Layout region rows
——

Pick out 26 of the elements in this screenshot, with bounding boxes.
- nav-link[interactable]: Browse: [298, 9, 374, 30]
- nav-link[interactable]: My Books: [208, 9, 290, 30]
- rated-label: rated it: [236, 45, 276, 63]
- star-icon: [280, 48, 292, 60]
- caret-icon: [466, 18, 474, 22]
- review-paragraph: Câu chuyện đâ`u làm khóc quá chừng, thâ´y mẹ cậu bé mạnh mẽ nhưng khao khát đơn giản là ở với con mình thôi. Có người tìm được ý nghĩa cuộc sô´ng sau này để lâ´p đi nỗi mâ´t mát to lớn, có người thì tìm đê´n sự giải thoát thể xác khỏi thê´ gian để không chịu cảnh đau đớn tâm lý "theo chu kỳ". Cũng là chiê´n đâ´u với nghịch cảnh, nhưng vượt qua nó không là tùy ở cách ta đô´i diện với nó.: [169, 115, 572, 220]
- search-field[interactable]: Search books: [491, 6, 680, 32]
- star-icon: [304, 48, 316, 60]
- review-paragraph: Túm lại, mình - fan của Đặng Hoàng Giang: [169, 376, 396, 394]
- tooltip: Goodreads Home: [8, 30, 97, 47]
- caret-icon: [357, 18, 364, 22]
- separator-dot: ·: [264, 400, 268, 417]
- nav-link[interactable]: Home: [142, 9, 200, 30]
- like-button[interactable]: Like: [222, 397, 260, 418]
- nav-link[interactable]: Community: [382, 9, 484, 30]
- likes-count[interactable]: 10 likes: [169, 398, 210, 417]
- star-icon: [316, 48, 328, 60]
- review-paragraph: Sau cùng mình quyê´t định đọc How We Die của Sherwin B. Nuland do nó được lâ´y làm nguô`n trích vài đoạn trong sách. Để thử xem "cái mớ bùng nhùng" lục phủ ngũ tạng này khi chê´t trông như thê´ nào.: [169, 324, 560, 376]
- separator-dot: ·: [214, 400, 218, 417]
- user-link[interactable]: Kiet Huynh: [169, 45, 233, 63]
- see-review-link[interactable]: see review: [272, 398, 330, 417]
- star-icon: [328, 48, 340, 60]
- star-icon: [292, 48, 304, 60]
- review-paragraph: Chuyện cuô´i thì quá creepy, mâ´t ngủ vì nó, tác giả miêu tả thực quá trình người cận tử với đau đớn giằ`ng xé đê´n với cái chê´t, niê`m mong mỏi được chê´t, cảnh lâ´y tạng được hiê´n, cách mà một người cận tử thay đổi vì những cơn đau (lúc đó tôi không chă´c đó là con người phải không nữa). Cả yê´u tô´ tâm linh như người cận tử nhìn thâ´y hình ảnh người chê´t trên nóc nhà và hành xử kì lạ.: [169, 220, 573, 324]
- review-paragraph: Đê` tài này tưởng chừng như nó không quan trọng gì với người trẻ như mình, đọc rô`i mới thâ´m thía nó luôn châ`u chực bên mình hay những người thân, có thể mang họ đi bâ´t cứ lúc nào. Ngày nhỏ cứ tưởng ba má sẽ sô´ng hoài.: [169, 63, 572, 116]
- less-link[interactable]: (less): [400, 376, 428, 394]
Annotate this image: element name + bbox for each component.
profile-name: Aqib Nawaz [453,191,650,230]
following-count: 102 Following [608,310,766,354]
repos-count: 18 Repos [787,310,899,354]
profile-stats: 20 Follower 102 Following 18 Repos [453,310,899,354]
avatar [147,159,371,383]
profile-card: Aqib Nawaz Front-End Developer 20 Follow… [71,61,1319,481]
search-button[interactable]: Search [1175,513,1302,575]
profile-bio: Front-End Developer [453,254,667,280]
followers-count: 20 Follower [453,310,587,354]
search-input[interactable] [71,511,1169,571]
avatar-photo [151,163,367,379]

——

Written request | Rewrite all of the rows above, switching every "star-icon" to "rating-star" and keeping everything else the same.

Worked answer |
Pick out 26 of the elements in this screenshot, with bounding boxes.
- nav-link[interactable]: Browse: [298, 9, 374, 30]
- nav-link[interactable]: My Books: [208, 9, 290, 30]
- rated-label: rated it: [236, 45, 276, 63]
- rating-star: [280, 48, 292, 60]
- caret-icon: [466, 18, 474, 22]
- review-paragraph: Câu chuyện đâ`u làm khóc quá chừng, thâ´y mẹ cậu bé mạnh mẽ nhưng khao khát đơn giản là ở với con mình thôi. Có người tìm được ý nghĩa cuộc sô´ng sau này để lâ´p đi nỗi mâ´t mát to lớn, có người thì tìm đê´n sự giải thoát thể xác khỏi thê´ gian để không chịu cảnh đau đớn tâm lý "theo chu kỳ". Cũng là chiê´n đâ´u với nghịch cảnh, nhưng vượt qua nó không là tùy ở cách ta đô´i diện với nó.: [169, 115, 572, 220]
- search-field[interactable]: Search books: [491, 6, 680, 32]
- rating-star: [304, 48, 316, 60]
- review-paragraph: Túm lại, mình - fan của Đặng Hoàng Giang: [169, 376, 396, 394]
- tooltip: Goodreads Home: [8, 30, 97, 47]
- caret-icon: [357, 18, 364, 22]
- separator-dot: ·: [264, 400, 268, 417]
- nav-link[interactable]: Home: [142, 9, 200, 30]
- like-button[interactable]: Like: [222, 397, 260, 418]
- nav-link[interactable]: Community: [382, 9, 484, 30]
- likes-count[interactable]: 10 likes: [169, 398, 210, 417]
- rating-star: [316, 48, 328, 60]
- review-paragraph: Sau cùng mình quyê´t định đọc How We Die của Sherwin B. Nuland do nó được lâ´y làm nguô`n trích vài đoạn trong sách. Để thử xem "cái mớ bùng nhùng" lục phủ ngũ tạng này khi chê´t trông như thê´ nào.: [169, 324, 560, 376]
- separator-dot: ·: [214, 400, 218, 417]
- user-link[interactable]: Kiet Huynh: [169, 45, 233, 63]
- see-review-link[interactable]: see review: [272, 398, 330, 417]
- rating-star: [328, 48, 340, 60]
- rating-star: [292, 48, 304, 60]
- review-paragraph: Chuyện cuô´i thì quá creepy, mâ´t ngủ vì nó, tác giả miêu tả thực quá trình người cận tử với đau đớn giằ`ng xé đê´n với cái chê´t, niê`m mong mỏi được chê´t, cảnh lâ´y tạng được hiê´n, cách mà một người cận tử thay đổi vì những cơn đau (lúc đó tôi không chă´c đó là con người phải không nữa). Cả yê´u tô´ tâm linh như người cận tử nhìn thâ´y hình ảnh người chê´t trên nóc nhà và hành xử kì lạ.: [169, 220, 573, 324]
- review-paragraph: Đê` tài này tưởng chừng như nó không quan trọng gì với người trẻ như mình, đọc rô`i mới thâ´m thía nó luôn châ`u chực bên mình hay những người thân, có thể mang họ đi bâ´t cứ lúc nào. Ngày nhỏ cứ tưởng ba má sẽ sô´ng hoài.: [169, 63, 572, 116]
- less-link[interactable]: (less): [400, 376, 428, 394]
Annotate this image: element name + bbox for each component.
profile-name: Aqib Nawaz [453,191,650,230]
following-count: 102 Following [608,310,766,354]
repos-count: 18 Repos [787,310,899,354]
profile-stats: 20 Follower 102 Following 18 Repos [453,310,899,354]
avatar [147,159,371,383]
profile-card: Aqib Nawaz Front-End Developer 20 Follow… [71,61,1319,481]
search-button[interactable]: Search [1175,513,1302,575]
profile-bio: Front-End Developer [453,254,667,280]
followers-count: 20 Follower [453,310,587,354]
search-input[interactable] [71,511,1169,571]
avatar-photo [151,163,367,379]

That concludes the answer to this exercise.